SUPPLIED MATERIAL
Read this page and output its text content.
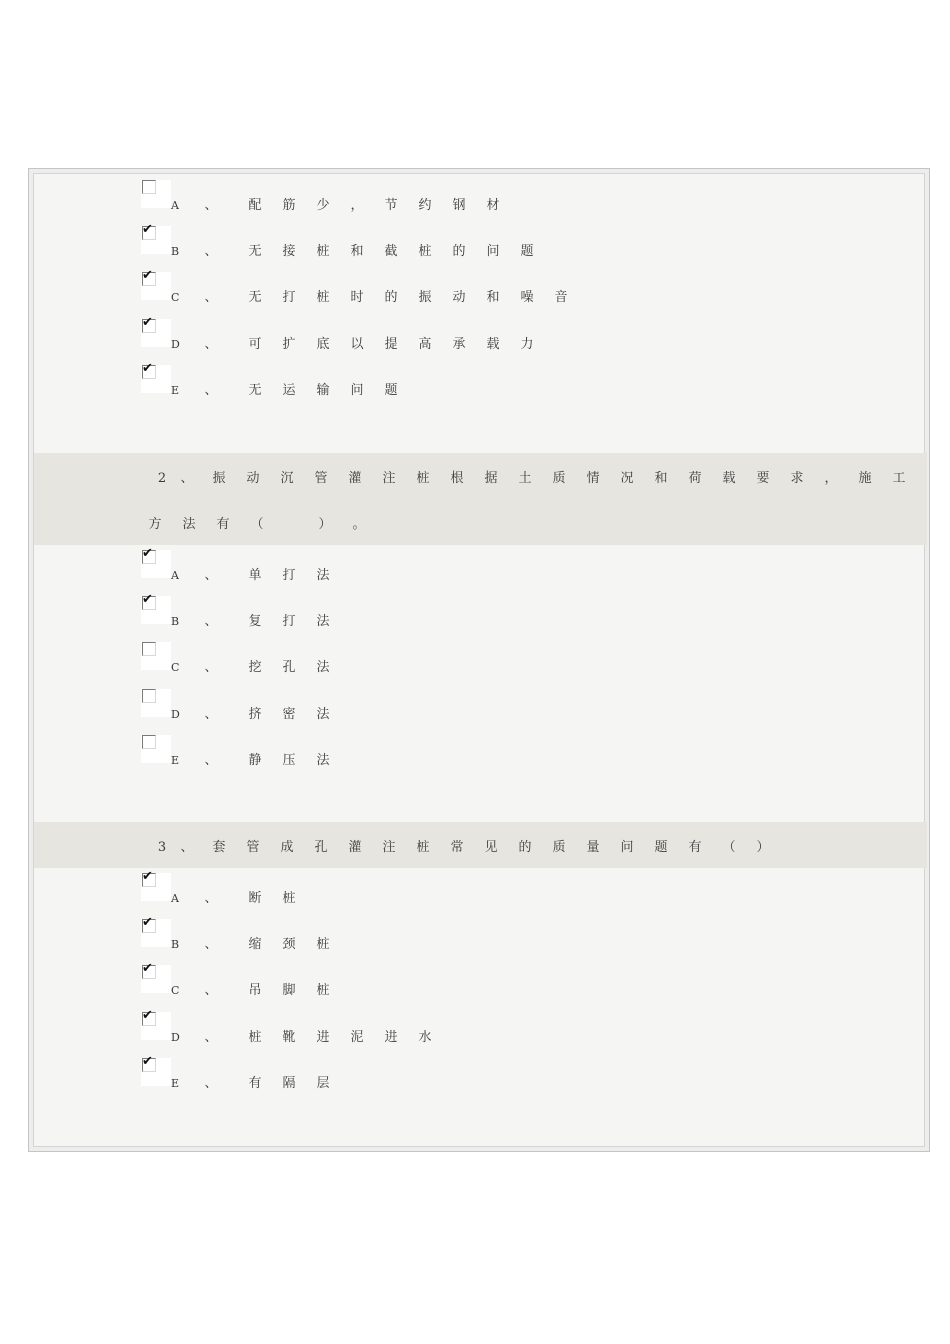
2 、	振 动 沉 管 灌 注 桩 根 据 土 质 情 况 和 荷 载 要 求 ， 施 工
方 法 有 （　	） 。
3 、	套 管 成 孔 灌 注 桩 常 见 的 质 量 问 题 有 （ ）
A 、 配 筋 少 ， 节 约 钢 材
✔
B 、 无 接 桩 和 截 桩 的 问 题
✔
C 、 无 打 桩 时 的 振 动 和 噪 音
✔
D 、 可 扩 底 以 提 高 承 载 力
✔
E 、 无 运 输 问 题
✔
A 、 单 打 法
✔
B 、 复 打 法
C 、 挖 孔 法
D 、 挤 密 法
E 、 静 压 法
✔
A 、 断 桩
✔
B 、 缩 颈 桩
✔
C 、 吊 脚 桩
✔
D 、 桩 靴 进 泥 进 水
✔
E 、 有 隔 层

STATED PROBLEM
Go back to the records above and write them out exactly, without the pictures.

WRITTEN RESPONSE
Read this page and output its text content.
2 、	振 动 沉 管 灌 注 桩 根 据 土 质 情 况 和 荷 载 要 求 ， 施 工
方 法 有 （　	） 。
3 、	套 管 成 孔 灌 注 桩 常 见 的 质 量 问 题 有 （ ）
A 、 配 筋 少 ， 节 约 钢 材
✔
B 、 无 接 桩 和 截 桩 的 问 题
✔
C 、 无 打 桩 时 的 振 动 和 噪 音
✔
D 、 可 扩 底 以 提 高 承 载 力
✔
E 、 无 运 输 问 题
✔
A 、 单 打 法
✔
B 、 复 打 法
C 、 挖 孔 法
D 、 挤 密 法
E 、 静 压 法
✔
A 、 断 桩
✔
B 、 缩 颈 桩
✔
C 、 吊 脚 桩
✔
D 、 桩 靴 进 泥 进 水
✔
E 、 有 隔 层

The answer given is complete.